═══ TEXT SEGMENT ═══
In this particular case a rectification of the Register of members is sought but no Register of members of the company was tendered into court as evidence. A declaration as to the shareholding of the company is also sought but no share registered or share certificates of the company were tendered in court as evidence. Instead heavy reliance is placed on what happened between the parties before the school was incorporated as a limited liability company. I suppose that this is because that is the most documented part of the party’s business relationship. As is normal in such relationships the parties rely more on trust rather than to cultivate a legal relationship. When the trust fails there is not much of a legal structure to fall back on. In this particular case a lot of reliance is placed on the Greenvine College Constitution signed between the Applicant and the 1st Respondent on the 3rd September 1997 before the school was incorporated as a company on the 4th August 1999. The parties do not agree on the legal effect of this constitution. The Applicant testified that it was evidence of a legal partnership with the 1st Respondent. On the other hand the 1st Respondent denies that it is evidence of a partnership even though he agrees that the school was set up as a profit making venture. Be that as it may, this is not the dispute at hand. What I however find as relevant to consider is the effect of incorporation on this constitution.
═══ SUPPLIED INFORMATION ═══
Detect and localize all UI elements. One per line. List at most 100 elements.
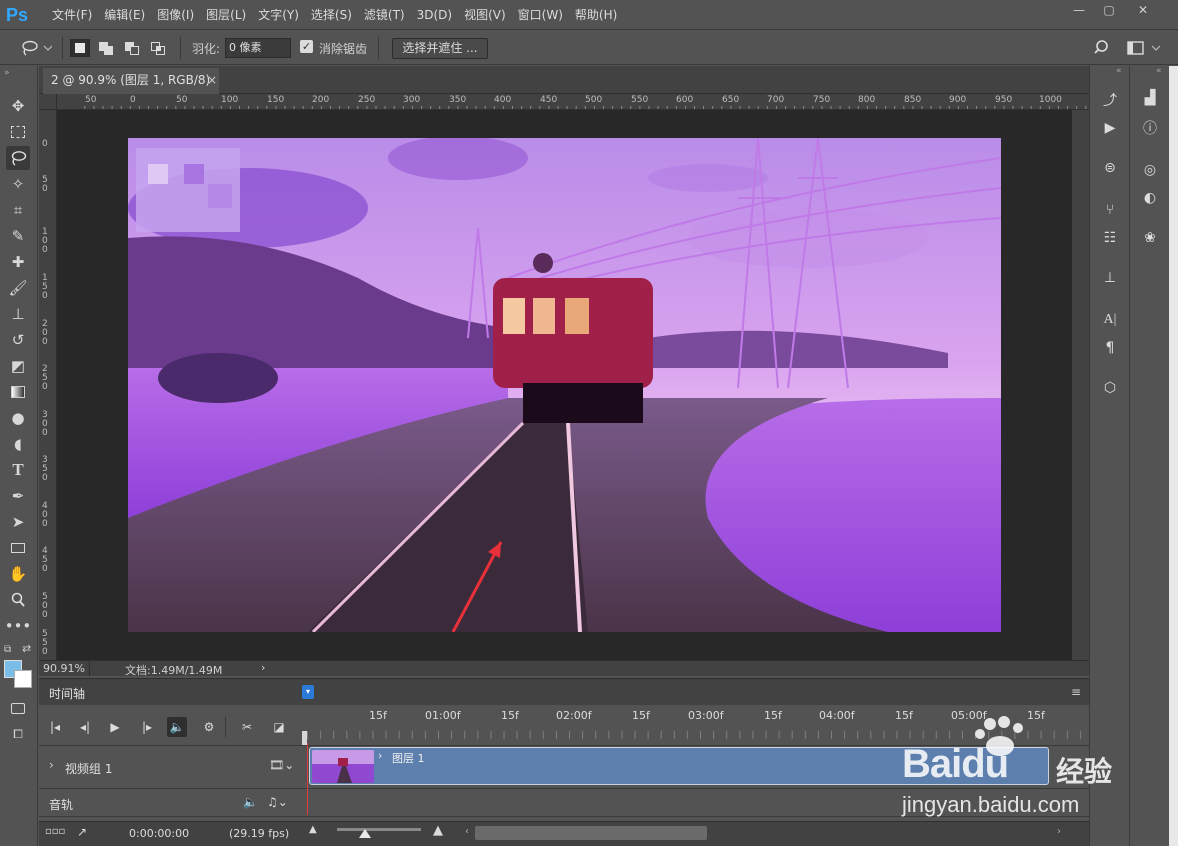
═══
In the court ruling excerpt, on what date did the Applicant and the 1st Respondent sign the Greenvine College Constitution?

The 3rd September 1997